**Task details:** Would it be possible to write out each entry below exactly, without the pictures?

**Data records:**
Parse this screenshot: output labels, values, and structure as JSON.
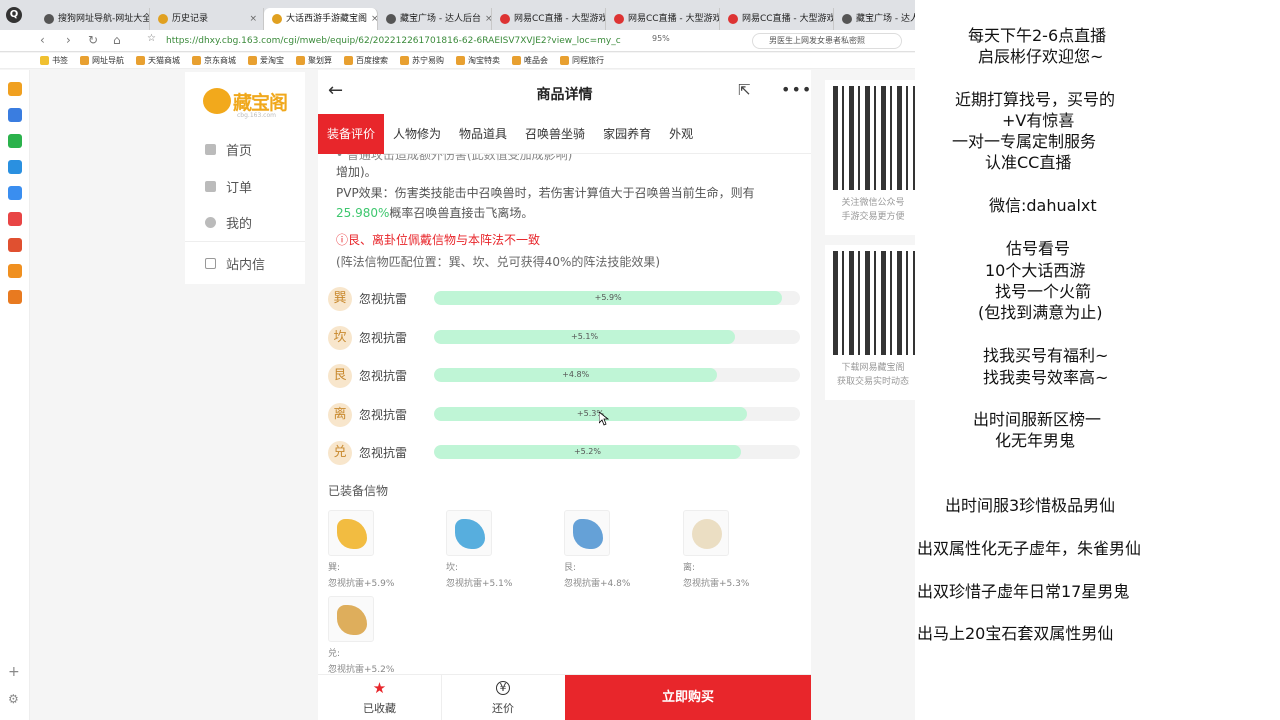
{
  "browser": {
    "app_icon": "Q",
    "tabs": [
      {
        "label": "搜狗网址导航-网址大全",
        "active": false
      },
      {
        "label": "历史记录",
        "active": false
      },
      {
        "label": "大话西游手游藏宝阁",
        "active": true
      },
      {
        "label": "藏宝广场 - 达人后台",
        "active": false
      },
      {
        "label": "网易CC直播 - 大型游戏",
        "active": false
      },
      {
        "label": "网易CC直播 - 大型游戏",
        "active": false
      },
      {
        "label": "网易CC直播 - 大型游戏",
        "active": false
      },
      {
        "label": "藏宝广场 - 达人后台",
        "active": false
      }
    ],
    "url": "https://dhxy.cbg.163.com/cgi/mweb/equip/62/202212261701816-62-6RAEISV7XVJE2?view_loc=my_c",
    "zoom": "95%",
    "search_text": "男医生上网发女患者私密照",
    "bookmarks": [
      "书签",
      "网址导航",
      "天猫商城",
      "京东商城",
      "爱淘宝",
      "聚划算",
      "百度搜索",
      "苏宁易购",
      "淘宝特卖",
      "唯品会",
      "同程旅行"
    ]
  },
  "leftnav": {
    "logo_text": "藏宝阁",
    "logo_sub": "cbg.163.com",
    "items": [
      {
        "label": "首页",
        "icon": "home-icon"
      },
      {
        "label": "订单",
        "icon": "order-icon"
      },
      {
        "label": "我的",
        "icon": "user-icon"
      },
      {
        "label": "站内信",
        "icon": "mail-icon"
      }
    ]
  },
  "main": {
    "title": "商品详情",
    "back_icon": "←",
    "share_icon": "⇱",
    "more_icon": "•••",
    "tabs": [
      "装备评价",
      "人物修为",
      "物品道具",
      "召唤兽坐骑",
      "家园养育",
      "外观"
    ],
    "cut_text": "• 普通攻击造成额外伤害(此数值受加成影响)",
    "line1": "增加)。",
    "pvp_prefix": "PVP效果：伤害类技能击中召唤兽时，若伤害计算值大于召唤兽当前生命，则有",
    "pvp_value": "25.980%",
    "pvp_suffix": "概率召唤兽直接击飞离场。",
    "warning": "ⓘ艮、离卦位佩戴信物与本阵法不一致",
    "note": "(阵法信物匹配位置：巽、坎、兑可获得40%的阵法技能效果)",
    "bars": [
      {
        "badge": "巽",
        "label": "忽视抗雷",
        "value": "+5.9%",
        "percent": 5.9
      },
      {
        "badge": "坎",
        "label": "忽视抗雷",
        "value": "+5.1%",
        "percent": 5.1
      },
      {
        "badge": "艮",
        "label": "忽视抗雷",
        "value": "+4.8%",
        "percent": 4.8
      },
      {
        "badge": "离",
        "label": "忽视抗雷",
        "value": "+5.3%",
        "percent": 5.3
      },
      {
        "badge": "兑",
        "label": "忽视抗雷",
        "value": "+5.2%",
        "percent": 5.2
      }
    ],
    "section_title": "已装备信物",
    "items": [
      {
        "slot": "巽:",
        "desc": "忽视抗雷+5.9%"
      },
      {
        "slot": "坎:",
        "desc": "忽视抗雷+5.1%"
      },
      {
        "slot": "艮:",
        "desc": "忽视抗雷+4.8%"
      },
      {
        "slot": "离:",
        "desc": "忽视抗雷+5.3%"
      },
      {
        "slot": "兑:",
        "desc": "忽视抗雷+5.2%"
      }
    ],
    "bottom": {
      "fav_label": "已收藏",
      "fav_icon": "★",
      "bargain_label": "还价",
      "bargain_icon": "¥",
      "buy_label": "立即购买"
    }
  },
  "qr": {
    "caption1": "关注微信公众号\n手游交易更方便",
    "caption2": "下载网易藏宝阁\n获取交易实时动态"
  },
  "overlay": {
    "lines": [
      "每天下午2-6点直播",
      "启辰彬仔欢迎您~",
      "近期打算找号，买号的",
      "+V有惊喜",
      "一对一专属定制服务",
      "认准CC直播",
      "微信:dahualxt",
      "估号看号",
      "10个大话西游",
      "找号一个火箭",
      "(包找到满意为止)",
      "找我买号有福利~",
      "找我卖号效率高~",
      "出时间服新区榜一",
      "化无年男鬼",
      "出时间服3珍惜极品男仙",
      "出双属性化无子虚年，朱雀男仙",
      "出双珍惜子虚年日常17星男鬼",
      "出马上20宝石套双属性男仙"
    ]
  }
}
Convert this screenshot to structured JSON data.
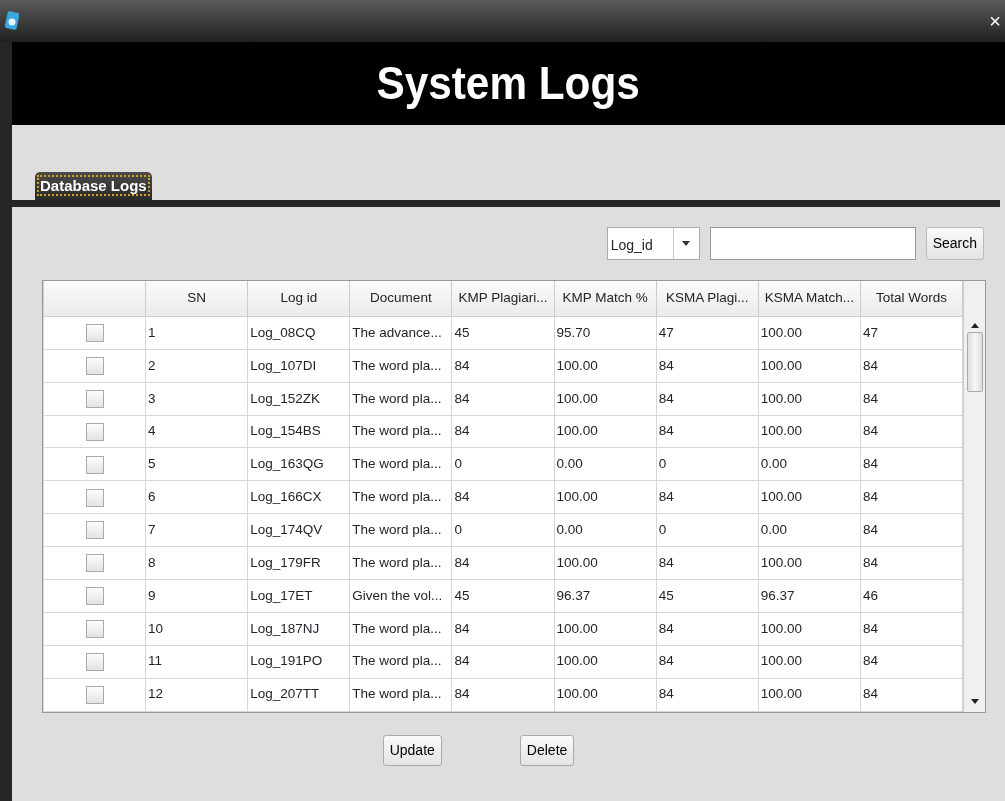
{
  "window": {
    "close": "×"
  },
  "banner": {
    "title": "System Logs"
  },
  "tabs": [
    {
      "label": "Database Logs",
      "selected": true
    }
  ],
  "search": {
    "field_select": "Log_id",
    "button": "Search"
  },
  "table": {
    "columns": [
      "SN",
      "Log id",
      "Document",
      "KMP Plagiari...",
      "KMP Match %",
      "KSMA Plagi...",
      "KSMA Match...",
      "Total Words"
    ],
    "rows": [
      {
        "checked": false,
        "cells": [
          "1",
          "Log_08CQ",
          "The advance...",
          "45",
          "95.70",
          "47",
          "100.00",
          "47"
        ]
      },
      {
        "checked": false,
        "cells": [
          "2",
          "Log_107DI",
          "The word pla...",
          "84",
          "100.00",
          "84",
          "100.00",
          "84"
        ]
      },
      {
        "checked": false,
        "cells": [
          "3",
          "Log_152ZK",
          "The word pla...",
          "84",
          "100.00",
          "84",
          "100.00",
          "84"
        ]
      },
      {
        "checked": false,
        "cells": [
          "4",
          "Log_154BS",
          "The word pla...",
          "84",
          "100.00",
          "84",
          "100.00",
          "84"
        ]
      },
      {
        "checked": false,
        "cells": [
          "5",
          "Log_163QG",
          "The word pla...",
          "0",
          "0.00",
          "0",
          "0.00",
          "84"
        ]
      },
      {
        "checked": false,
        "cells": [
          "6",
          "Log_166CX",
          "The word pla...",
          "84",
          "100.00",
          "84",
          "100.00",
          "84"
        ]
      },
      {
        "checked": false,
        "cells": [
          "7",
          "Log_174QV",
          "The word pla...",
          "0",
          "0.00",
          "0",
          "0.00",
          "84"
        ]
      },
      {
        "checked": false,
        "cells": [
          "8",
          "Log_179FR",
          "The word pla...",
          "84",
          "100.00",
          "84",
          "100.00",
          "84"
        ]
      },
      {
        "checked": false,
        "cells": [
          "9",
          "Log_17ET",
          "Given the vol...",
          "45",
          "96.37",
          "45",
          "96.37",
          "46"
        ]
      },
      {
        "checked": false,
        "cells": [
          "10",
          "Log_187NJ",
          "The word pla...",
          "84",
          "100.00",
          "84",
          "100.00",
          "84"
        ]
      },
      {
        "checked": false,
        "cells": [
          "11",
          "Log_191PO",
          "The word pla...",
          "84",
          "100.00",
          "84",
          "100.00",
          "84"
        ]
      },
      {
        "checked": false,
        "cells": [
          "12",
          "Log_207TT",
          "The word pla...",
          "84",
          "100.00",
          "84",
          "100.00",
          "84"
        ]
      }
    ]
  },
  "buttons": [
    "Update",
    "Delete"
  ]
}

**Exercise solution:**
Parse this screenshot: output labels, values, and structure as JSON.
{
  "browser": {
    "app_icon": "Q",
    "tabs": [
      {
        "label": "搜狗网址导航-网址大全",
        "active": false
      },
      {
        "label": "历史记录",
        "active": false
      },
      {
        "label": "大话西游手游藏宝阁",
        "active": true
      },
      {
        "label": "藏宝广场 - 达人后台",
        "active": false
      },
      {
        "label": "网易CC直播 - 大型游戏",
        "active": false
      },
      {
        "label": "网易CC直播 - 大型游戏",
        "active": false
      },
      {
        "label": "网易CC直播 - 大型游戏",
        "active": false
      },
      {
        "label": "藏宝广场 - 达人后台",
        "active": false
      }
    ],
    "url": "https://dhxy.cbg.163.com/cgi/mweb/equip/62/202212261701816-62-6RAEISV7XVJE2?view_loc=my_c",
    "zoom": "95%",
    "search_text": "男医生上网发女患者私密照",
    "bookmarks": [
      "书签",
      "网址导航",
      "天猫商城",
      "京东商城",
      "爱淘宝",
      "聚划算",
      "百度搜索",
      "苏宁易购",
      "淘宝特卖",
      "唯品会",
      "同程旅行"
    ]
  },
  "leftnav": {
    "logo_text": "藏宝阁",
    "logo_sub": "cbg.163.com",
    "items": [
      {
        "label": "首页",
        "icon": "home-icon"
      },
      {
        "label": "订单",
        "icon": "order-icon"
      },
      {
        "label": "我的",
        "icon": "user-icon"
      },
      {
        "label": "站内信",
        "icon": "mail-icon"
      }
    ]
  },
  "main": {
    "title": "商品详情",
    "back_icon": "←",
    "share_icon": "⇱",
    "more_icon": "•••",
    "tabs": [
      "装备评价",
      "人物修为",
      "物品道具",
      "召唤兽坐骑",
      "家园养育",
      "外观"
    ],
    "cut_text": "• 普通攻击造成额外伤害(此数值受加成影响)",
    "line1": "增加)。",
    "pvp_prefix": "PVP效果：伤害类技能击中召唤兽时，若伤害计算值大于召唤兽当前生命，则有",
    "pvp_value": "25.980%",
    "pvp_suffix": "概率召唤兽直接击飞离场。",
    "warning": "ⓘ艮、离卦位佩戴信物与本阵法不一致",
    "note": "(阵法信物匹配位置：巽、坎、兑可获得40%的阵法技能效果)",
    "bars": [
      {
        "badge": "巽",
        "label": "忽视抗雷",
        "value": "+5.9%",
        "percent": 5.9
      },
      {
        "badge": "坎",
        "label": "忽视抗雷",
        "value": "+5.1%",
        "percent": 5.1
      },
      {
        "badge": "艮",
        "label": "忽视抗雷",
        "value": "+4.8%",
        "percent": 4.8
      },
      {
        "badge": "离",
        "label": "忽视抗雷",
        "value": "+5.3%",
        "percent": 5.3
      },
      {
        "badge": "兑",
        "label": "忽视抗雷",
        "value": "+5.2%",
        "percent": 5.2
      }
    ],
    "section_title": "已装备信物",
    "items": [
      {
        "slot": "巽:",
        "desc": "忽视抗雷+5.9%"
      },
      {
        "slot": "坎:",
        "desc": "忽视抗雷+5.1%"
      },
      {
        "slot": "艮:",
        "desc": "忽视抗雷+4.8%"
      },
      {
        "slot": "离:",
        "desc": "忽视抗雷+5.3%"
      },
      {
        "slot": "兑:",
        "desc": "忽视抗雷+5.2%"
      }
    ],
    "bottom": {
      "fav_label": "已收藏",
      "fav_icon": "★",
      "bargain_label": "还价",
      "bargain_icon": "¥",
      "buy_label": "立即购买"
    }
  },
  "qr": {
    "caption1": "关注微信公众号\n手游交易更方便",
    "caption2": "下载网易藏宝阁\n获取交易实时动态"
  },
  "overlay": {
    "lines": [
      "每天下午2-6点直播",
      "启辰彬仔欢迎您~",
      "近期打算找号，买号的",
      "+V有惊喜",
      "一对一专属定制服务",
      "认准CC直播",
      "微信:dahualxt",
      "估号看号",
      "10个大话西游",
      "找号一个火箭",
      "(包找到满意为止)",
      "找我买号有福利~",
      "找我卖号效率高~",
      "出时间服新区榜一",
      "化无年男鬼",
      "出时间服3珍惜极品男仙",
      "出双属性化无子虚年，朱雀男仙",
      "出双珍惜子虚年日常17星男鬼",
      "出马上20宝石套双属性男仙"
    ]
  }
}
Convert this screenshot to structured JSON data.
{
  "window": {
    "close": "×"
  },
  "banner": {
    "title": "System Logs"
  },
  "tabs": [
    {
      "label": "Database Logs",
      "selected": true
    }
  ],
  "search": {
    "field_select": "Log_id",
    "button": "Search"
  },
  "table": {
    "columns": [
      "SN",
      "Log id",
      "Document",
      "KMP Plagiari...",
      "KMP Match %",
      "KSMA Plagi...",
      "KSMA Match...",
      "Total Words"
    ],
    "rows": [
      {
        "checked": false,
        "cells": [
          "1",
          "Log_08CQ",
          "The advance...",
          "45",
          "95.70",
          "47",
          "100.00",
          "47"
        ]
      },
      {
        "checked": false,
        "cells": [
          "2",
          "Log_107DI",
          "The word pla...",
          "84",
          "100.00",
          "84",
          "100.00",
          "84"
        ]
      },
      {
        "checked": false,
        "cells": [
          "3",
          "Log_152ZK",
          "The word pla...",
          "84",
          "100.00",
          "84",
          "100.00",
          "84"
        ]
      },
      {
        "checked": false,
        "cells": [
          "4",
          "Log_154BS",
          "The word pla...",
          "84",
          "100.00",
          "84",
          "100.00",
          "84"
        ]
      },
      {
        "checked": false,
        "cells": [
          "5",
          "Log_163QG",
          "The word pla...",
          "0",
          "0.00",
          "0",
          "0.00",
          "84"
        ]
      },
      {
        "checked": false,
        "cells": [
          "6",
          "Log_166CX",
          "The word pla...",
          "84",
          "100.00",
          "84",
          "100.00",
          "84"
        ]
      },
      {
        "checked": false,
        "cells": [
          "7",
          "Log_174QV",
          "The word pla...",
          "0",
          "0.00",
          "0",
          "0.00",
          "84"
        ]
      },
      {
        "checked": false,
        "cells": [
          "8",
          "Log_179FR",
          "The word pla...",
          "84",
          "100.00",
          "84",
          "100.00",
          "84"
        ]
      },
      {
        "checked": false,
        "cells": [
          "9",
          "Log_17ET",
          "Given the vol...",
          "45",
          "96.37",
          "45",
          "96.37",
          "46"
        ]
      },
      {
        "checked": false,
        "cells": [
          "10",
          "Log_187NJ",
          "The word pla...",
          "84",
          "100.00",
          "84",
          "100.00",
          "84"
        ]
      },
      {
        "checked": false,
        "cells": [
          "11",
          "Log_191PO",
          "The word pla...",
          "84",
          "100.00",
          "84",
          "100.00",
          "84"
        ]
      },
      {
        "checked": false,
        "cells": [
          "12",
          "Log_207TT",
          "The word pla...",
          "84",
          "100.00",
          "84",
          "100.00",
          "84"
        ]
      }
    ]
  },
  "buttons": [
    "Update",
    "Delete"
  ]
}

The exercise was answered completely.